*Problem statement*
List each line of the data that holds the string "combination".

+++ Records for the exercise

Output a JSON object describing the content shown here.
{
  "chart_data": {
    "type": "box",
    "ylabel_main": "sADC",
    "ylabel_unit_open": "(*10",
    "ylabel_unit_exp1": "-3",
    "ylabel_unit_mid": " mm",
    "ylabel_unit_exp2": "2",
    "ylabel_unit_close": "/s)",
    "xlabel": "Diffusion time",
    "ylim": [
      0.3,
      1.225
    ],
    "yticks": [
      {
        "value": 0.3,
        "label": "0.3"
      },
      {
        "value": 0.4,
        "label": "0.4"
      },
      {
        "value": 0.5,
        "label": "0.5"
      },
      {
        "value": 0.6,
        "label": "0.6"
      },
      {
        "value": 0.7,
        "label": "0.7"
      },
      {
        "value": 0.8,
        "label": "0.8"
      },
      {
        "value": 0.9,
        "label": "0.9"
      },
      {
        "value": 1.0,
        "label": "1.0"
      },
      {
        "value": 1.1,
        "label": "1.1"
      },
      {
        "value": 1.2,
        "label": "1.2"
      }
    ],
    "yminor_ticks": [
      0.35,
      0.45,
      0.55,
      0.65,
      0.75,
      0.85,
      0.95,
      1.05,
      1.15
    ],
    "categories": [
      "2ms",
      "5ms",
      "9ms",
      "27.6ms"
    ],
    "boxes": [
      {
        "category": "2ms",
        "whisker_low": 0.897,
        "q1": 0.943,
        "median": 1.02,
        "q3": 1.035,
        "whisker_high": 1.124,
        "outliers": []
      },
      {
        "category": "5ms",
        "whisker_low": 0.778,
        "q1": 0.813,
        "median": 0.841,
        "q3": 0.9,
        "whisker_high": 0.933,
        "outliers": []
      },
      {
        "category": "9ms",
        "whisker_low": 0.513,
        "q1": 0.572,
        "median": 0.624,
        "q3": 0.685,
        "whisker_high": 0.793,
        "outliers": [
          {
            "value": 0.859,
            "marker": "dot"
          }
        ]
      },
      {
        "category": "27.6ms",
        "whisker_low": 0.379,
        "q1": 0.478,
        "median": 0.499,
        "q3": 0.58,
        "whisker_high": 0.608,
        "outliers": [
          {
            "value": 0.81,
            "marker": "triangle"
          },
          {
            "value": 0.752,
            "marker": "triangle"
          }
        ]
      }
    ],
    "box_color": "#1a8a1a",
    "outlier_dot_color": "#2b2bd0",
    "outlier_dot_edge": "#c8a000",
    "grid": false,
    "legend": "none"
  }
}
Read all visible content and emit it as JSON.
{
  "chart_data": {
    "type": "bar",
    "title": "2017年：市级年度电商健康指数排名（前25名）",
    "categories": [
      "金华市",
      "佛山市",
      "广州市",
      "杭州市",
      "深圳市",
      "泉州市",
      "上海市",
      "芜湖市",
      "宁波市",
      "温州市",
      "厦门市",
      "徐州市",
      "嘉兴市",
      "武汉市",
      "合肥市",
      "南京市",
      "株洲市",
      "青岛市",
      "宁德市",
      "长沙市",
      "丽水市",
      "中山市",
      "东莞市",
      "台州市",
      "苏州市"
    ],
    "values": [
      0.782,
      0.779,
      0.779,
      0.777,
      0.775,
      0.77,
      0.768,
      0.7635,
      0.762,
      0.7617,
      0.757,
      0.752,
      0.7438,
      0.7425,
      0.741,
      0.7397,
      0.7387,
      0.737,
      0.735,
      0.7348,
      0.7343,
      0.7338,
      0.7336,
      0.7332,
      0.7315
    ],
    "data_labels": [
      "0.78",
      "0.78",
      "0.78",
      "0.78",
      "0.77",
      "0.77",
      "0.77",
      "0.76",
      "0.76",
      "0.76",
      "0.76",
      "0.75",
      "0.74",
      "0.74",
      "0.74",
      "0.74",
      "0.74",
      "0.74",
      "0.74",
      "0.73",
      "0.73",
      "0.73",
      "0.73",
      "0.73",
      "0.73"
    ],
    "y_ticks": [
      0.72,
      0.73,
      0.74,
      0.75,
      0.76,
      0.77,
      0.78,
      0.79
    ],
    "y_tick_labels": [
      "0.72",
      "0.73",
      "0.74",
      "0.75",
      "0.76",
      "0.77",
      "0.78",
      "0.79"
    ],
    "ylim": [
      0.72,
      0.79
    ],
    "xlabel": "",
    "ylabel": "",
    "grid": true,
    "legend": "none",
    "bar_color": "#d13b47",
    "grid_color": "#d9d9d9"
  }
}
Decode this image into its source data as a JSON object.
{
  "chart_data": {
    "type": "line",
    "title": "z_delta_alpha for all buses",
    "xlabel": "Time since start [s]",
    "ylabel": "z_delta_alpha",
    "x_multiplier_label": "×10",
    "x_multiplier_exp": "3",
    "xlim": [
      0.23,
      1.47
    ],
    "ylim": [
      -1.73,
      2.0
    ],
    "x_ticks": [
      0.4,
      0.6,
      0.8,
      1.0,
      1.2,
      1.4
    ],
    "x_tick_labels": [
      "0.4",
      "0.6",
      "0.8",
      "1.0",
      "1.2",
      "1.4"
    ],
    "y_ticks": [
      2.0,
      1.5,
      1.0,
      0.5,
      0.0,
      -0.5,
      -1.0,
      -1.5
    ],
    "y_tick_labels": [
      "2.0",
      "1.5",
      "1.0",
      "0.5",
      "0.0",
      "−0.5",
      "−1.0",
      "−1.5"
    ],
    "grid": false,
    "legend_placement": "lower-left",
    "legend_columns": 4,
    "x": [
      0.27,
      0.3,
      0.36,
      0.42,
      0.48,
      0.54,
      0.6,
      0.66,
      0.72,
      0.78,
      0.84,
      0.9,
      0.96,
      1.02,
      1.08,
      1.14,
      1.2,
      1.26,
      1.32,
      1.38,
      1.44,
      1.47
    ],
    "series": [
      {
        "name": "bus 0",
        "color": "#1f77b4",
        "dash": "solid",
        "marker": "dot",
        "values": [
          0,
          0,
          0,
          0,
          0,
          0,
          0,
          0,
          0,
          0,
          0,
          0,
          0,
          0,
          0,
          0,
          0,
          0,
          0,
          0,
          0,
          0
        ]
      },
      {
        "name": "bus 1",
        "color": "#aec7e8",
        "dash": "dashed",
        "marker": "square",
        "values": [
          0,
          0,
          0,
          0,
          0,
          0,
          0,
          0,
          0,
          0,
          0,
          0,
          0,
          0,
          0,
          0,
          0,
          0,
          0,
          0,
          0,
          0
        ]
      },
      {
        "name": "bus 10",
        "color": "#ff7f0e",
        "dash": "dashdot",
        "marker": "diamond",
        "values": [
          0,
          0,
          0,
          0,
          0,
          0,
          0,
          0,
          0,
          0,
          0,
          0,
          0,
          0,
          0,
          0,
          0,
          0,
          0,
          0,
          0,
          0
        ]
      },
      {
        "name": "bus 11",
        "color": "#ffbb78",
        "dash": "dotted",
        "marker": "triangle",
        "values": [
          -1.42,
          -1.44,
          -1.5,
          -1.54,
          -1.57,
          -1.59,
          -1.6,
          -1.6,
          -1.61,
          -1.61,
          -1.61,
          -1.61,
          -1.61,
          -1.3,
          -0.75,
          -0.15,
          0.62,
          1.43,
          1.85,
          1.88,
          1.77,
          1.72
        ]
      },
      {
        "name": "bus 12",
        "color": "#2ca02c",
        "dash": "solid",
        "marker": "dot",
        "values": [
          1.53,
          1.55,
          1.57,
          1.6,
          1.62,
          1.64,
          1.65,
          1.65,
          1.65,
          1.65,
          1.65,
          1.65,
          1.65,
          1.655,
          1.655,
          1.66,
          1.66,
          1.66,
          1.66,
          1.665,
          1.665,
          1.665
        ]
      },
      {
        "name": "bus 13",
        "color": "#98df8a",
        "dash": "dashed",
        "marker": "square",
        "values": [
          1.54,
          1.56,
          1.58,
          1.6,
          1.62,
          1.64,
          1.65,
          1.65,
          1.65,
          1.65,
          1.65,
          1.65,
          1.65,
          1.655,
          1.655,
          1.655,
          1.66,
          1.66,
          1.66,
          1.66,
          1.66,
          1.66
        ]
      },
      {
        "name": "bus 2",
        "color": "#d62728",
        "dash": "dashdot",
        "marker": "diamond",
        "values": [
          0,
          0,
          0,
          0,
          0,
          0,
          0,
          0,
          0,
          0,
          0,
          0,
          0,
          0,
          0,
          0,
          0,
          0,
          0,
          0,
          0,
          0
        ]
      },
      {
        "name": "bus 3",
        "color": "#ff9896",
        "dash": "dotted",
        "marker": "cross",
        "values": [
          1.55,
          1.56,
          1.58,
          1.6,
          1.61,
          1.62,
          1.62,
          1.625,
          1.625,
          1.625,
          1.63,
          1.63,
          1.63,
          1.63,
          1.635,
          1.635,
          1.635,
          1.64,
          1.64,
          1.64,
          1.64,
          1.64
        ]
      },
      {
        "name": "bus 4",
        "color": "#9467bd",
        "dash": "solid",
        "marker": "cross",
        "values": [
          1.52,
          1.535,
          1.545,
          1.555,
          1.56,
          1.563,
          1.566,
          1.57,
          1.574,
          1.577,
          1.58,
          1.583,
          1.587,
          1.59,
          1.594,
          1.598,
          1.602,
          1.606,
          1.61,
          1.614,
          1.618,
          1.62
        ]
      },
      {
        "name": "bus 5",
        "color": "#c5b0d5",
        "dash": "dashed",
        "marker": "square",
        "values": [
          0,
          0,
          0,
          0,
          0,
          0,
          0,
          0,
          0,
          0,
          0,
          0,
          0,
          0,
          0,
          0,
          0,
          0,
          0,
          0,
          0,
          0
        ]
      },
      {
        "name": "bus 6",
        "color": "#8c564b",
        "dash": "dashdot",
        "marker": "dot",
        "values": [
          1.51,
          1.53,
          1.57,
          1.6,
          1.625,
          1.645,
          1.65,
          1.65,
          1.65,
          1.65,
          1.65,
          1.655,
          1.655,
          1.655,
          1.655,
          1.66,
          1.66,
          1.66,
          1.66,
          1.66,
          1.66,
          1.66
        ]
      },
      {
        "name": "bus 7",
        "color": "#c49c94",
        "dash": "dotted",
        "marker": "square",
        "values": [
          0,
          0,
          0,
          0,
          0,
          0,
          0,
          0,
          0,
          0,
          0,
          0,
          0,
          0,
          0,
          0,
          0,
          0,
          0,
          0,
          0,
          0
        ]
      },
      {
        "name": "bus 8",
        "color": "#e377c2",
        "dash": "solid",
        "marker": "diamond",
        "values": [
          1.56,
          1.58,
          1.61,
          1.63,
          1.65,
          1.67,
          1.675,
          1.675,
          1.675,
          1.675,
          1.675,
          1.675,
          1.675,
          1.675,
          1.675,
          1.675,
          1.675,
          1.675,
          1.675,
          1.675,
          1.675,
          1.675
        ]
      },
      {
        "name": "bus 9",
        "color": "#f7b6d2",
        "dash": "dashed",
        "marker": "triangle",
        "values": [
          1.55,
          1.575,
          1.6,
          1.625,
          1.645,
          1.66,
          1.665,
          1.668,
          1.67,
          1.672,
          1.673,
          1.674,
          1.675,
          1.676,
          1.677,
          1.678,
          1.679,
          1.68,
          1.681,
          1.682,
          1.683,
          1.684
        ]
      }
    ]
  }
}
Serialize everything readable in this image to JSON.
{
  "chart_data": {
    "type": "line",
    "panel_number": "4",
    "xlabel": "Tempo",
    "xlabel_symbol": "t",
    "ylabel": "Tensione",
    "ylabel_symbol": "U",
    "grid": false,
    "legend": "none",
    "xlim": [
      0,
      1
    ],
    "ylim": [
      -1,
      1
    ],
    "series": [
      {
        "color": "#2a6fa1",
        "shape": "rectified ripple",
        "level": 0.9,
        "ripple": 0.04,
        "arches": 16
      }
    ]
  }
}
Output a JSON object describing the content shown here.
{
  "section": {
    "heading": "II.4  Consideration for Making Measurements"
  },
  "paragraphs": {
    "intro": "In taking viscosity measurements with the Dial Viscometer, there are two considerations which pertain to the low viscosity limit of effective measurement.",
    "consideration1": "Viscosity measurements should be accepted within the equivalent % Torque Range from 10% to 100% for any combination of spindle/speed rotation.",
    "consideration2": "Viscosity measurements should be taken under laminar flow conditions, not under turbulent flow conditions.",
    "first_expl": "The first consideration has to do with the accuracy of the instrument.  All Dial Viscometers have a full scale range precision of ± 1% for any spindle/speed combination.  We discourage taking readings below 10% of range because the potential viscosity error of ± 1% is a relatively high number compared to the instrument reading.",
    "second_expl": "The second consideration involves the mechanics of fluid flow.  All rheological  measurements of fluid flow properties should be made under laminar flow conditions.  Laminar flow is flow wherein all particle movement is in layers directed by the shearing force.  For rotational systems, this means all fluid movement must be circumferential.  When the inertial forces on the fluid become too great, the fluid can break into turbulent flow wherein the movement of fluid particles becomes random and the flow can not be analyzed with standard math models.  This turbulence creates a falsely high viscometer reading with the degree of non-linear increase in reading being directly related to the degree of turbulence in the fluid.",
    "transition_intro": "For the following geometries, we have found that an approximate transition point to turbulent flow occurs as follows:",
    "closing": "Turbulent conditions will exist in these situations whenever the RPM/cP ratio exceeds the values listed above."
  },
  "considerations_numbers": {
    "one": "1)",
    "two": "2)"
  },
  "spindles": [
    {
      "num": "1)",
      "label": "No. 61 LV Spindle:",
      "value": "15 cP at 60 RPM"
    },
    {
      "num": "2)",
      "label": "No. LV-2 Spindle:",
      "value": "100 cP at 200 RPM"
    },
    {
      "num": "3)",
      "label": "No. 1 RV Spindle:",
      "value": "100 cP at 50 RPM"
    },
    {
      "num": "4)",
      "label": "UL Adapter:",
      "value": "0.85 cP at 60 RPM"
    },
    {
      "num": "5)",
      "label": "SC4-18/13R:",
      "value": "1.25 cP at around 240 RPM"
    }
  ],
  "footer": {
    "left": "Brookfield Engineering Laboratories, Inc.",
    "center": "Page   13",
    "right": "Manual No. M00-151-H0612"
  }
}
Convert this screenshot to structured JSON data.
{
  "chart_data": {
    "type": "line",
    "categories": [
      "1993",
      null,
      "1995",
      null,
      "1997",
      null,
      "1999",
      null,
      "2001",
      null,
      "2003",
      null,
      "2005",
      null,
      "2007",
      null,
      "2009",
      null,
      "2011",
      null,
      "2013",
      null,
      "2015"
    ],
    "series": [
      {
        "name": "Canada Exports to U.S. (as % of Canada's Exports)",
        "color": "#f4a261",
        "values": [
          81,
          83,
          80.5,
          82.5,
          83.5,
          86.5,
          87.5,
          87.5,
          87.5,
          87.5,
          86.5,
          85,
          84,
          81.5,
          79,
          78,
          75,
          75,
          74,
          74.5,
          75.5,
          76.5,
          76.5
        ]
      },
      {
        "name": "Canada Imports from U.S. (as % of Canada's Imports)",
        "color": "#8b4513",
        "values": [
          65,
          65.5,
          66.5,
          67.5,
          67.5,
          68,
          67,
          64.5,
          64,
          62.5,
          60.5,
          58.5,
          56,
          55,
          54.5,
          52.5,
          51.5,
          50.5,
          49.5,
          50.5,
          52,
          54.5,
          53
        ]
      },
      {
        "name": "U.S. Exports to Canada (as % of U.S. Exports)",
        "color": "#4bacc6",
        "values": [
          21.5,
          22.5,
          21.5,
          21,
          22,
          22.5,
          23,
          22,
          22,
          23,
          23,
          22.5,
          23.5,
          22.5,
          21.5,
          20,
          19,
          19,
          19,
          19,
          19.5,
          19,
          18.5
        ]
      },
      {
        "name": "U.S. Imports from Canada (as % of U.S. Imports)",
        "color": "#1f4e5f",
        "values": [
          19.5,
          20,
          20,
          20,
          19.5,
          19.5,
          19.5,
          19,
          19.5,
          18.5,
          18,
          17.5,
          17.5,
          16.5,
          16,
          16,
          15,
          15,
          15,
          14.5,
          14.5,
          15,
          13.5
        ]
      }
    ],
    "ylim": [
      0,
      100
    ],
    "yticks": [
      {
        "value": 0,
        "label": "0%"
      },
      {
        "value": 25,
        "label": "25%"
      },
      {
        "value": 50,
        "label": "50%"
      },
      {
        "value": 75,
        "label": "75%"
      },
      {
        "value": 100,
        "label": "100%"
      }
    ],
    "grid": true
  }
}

++++++

*Full output*
    "consideration1": "Viscosity measurements should be accepted within the equivalent % Torque Range from 10% to 100% for any combination of spindle/speed rotation.",
    "first_expl": "The first consideration has to do with the accuracy of the instrument.  All Dial Viscometers have a full scale range precision of ± 1% for any spindle/speed combination.  We discourage taking readings below 10% of range because the potential viscosity error of ± 1% is a relatively high number compared to the instrument reading.",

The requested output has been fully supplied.